◆ **THE DATA**:
──────

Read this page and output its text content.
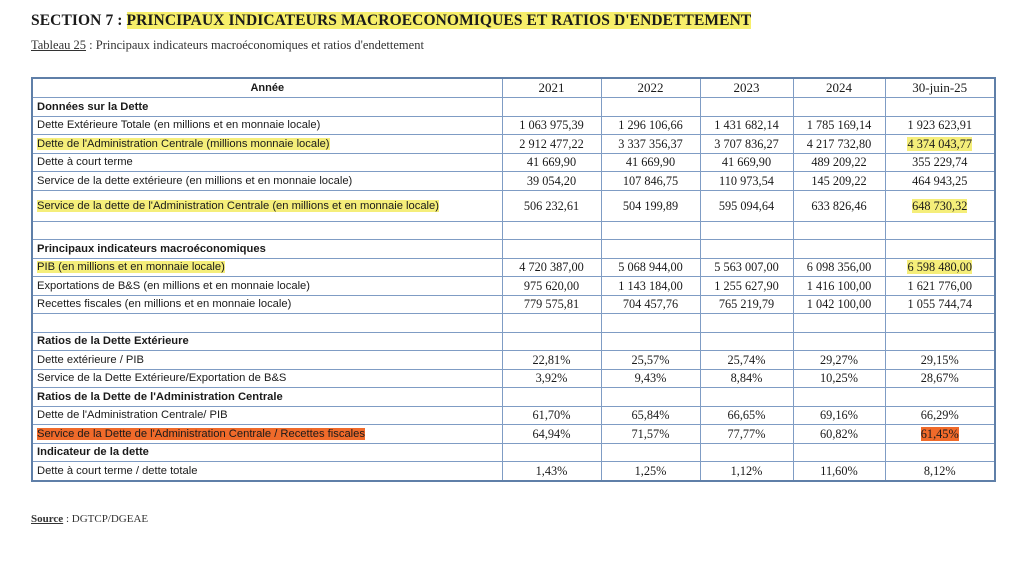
SECTION 7 : PRINCIPAUX INDICATEURS MACROECONOMIQUES ET RATIOS D'ENDETTEMENT
Tableau 25 : Principaux indicateurs macroéconomiques et ratios d'endettement
Année	2021	2022	2023	2024	30-juin-25
Données sur la Dette					
Dette Extérieure Totale (en millions et en monnaie locale)	1 063 975,39	1 296 106,66	1 431 682,14	1 785 169,14	1 923 623,91
Dette de l'Administration Centrale (millions monnaie locale)	2 912 477,22	3 337 356,37	3 707 836,27	4 217 732,80	4 374 043,77
Dette à court terme	41 669,90	41 669,90	41 669,90	489 209,22	355 229,74
Service de la dette extérieure (en millions et en monnaie locale)	39 054,20	107 846,75	110 973,54	145 209,22	464 943,25
Service de la dette de l'Administration Centrale (en millions et en monnaie locale)	506 232,61	504 199,89	595 094,64	633 826,46	648 730,32

Principaux indicateurs macroéconomiques					
PIB (en millions et en monnaie locale)	4 720 387,00	5 068 944,00	5 563 007,00	6 098 356,00	6 598 480,00
Exportations de B&S (en millions et en monnaie locale)	975 620,00	1 143 184,00	1 255 627,90	1 416 100,00	1 621 776,00
Recettes fiscales (en millions et en monnaie locale)	779 575,81	704 457,76	765 219,79	1 042 100,00	1 055 744,74

Ratios de la Dette Extérieure					
Dette extérieure / PIB	22,81%	25,57%	25,74%	29,27%	29,15%
Service de la Dette Extérieure/Exportation de B&S	3,92%	9,43%	8,84%	10,25%	28,67%
Ratios de la Dette de l'Administration Centrale					
Dette de l'Administration Centrale/ PIB	61,70%	65,84%	66,65%	69,16%	66,29%
Service de la Dette de l'Administration Centrale / Recettes fiscales	64,94%	71,57%	77,77%	60,82%	61,45%
Indicateur de la dette					
Dette à court terme / dette totale	1,43%	1,25%	1,12%	11,60%	8,12%
Source : DGTCP/DGEAE
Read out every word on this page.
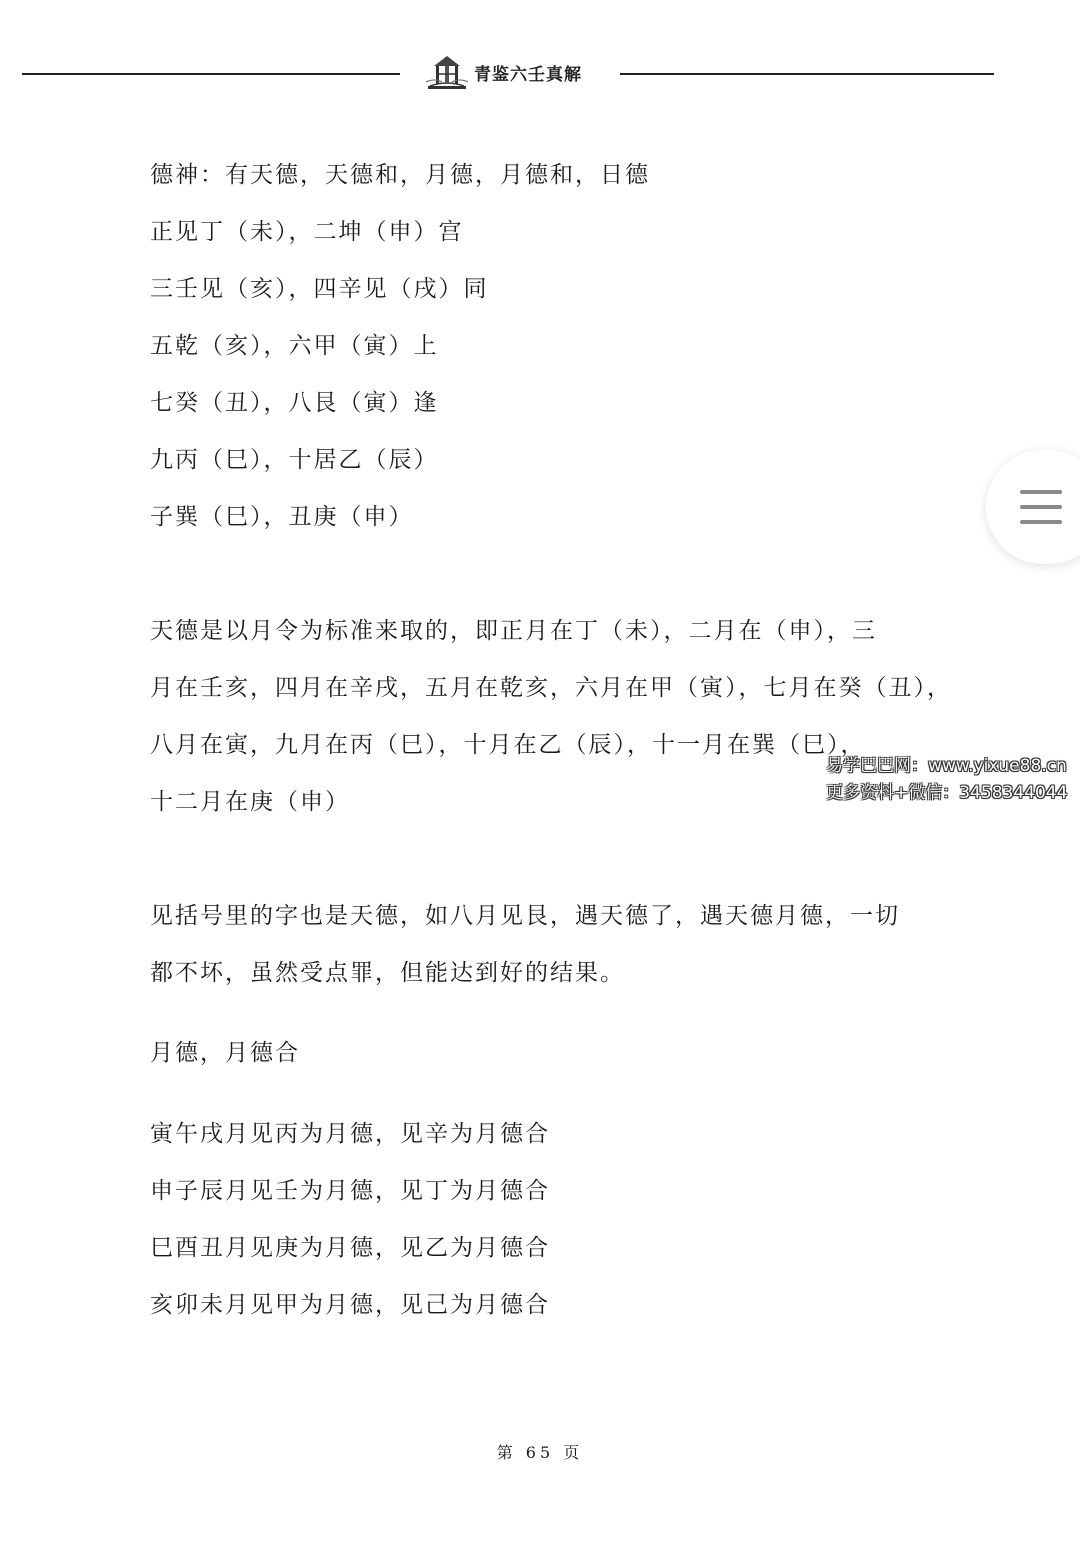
青鉴六壬真解
德神：有天德，天德和，月德，月德和，日德
正见丁（未），二坤（申）宫
三壬见（亥），四辛见（戌）同
五乾（亥），六甲（寅）上
七癸（丑），八艮（寅）逢
九丙（巳），十居乙（辰）
子巽（巳），丑庚（申）
天德是以月令为标准来取的，即正月在丁（未），二月在（申），三
月在壬亥，四月在辛戌，五月在乾亥，六月在甲（寅），七月在癸（丑），
八月在寅，九月在丙（巳），十月在乙（辰），十一月在巽（巳），
十二月在庚（申）
见括号里的字也是天德，如八月见艮，遇天德了，遇天德月德，一切
都不坏，虽然受点罪，但能达到好的结果。
月德，月德合
寅午戌月见丙为月德，见辛为月德合
申子辰月见壬为月德，见丁为月德合
巳酉丑月见庚为月德，见乙为月德合
亥卯未月见甲为月德，见己为月德合
第 65 页
易学巴巴网：www.yixue88.cn
更多资料+微信：3458344044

──────

◆ **PROBLEM REQUIREMENTS**: Provide only the number of lines in the entries that hold the word "macroéconomiques".

◆ **RESULT OF THE EXERCISE**: 2